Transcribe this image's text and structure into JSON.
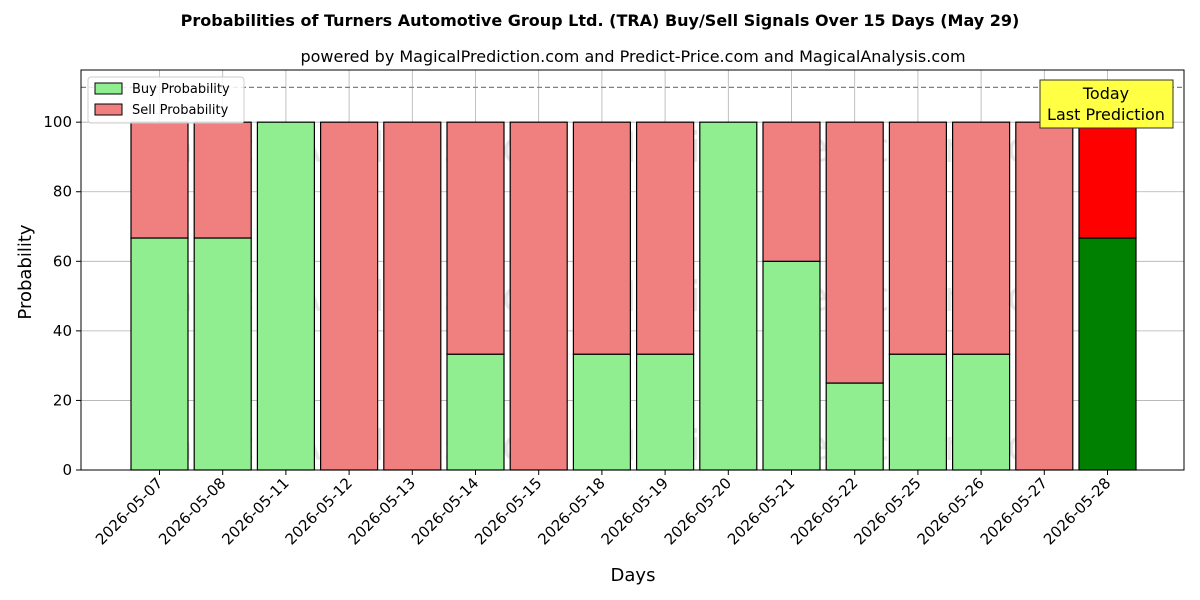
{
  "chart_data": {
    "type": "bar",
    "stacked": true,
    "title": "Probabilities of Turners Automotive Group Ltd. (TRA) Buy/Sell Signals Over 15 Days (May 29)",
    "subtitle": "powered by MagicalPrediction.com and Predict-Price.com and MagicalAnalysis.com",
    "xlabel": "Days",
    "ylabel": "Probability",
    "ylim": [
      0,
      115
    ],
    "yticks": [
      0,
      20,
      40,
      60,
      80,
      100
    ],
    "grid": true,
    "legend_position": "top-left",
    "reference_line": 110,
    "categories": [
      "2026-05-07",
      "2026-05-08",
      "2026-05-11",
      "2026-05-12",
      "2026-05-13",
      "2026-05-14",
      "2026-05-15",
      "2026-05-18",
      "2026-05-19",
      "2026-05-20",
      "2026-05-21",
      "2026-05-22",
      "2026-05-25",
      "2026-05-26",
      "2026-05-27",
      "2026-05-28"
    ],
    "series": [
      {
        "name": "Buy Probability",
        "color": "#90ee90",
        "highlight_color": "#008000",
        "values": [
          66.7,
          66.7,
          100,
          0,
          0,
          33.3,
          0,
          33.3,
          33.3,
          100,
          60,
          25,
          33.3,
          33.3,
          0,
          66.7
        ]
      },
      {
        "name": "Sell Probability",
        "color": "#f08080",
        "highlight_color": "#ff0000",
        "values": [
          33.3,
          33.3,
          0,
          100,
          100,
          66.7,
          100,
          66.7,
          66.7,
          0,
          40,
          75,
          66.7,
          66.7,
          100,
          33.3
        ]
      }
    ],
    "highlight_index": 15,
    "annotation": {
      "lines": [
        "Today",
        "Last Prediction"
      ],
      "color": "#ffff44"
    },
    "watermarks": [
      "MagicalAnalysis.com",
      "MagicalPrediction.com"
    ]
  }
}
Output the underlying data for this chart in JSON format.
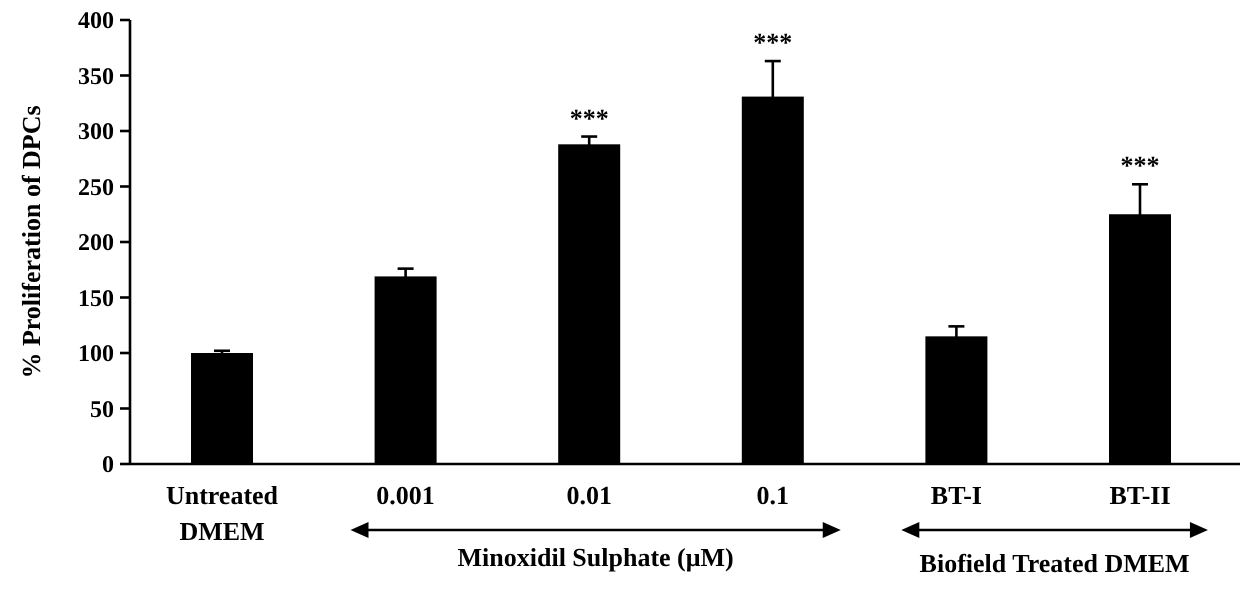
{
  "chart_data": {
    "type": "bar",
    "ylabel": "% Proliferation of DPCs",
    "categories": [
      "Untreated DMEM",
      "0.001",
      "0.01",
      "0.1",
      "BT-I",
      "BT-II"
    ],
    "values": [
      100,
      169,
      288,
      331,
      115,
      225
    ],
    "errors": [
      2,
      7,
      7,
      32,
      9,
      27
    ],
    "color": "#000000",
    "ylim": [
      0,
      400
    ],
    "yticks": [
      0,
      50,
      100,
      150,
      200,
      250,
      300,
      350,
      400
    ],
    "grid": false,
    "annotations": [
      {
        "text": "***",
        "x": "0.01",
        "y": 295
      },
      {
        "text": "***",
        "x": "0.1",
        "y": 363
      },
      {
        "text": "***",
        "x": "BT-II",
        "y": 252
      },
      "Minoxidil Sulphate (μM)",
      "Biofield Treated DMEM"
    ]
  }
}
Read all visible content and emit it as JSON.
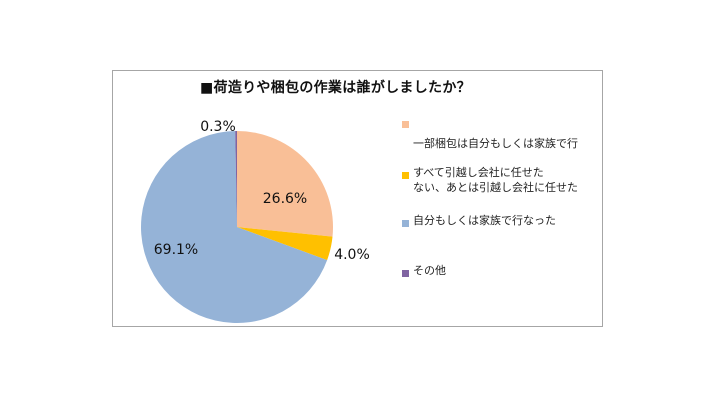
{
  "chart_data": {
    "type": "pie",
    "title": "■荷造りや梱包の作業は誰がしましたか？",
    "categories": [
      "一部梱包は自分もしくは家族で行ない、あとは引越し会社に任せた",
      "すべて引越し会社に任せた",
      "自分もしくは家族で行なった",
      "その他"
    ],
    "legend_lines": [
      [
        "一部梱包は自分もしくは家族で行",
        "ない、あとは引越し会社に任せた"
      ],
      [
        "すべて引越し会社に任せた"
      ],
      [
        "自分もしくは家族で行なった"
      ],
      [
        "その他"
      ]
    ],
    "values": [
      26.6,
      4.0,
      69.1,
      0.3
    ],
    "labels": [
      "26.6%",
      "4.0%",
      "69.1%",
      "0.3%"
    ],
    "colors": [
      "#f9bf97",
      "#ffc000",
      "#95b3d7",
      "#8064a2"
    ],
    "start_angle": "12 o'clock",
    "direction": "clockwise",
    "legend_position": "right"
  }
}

-=-=-

#### Exercise details
Check each line of the records for the string "Days" and state how many lines contain it. Give only the number.

#### Response below
2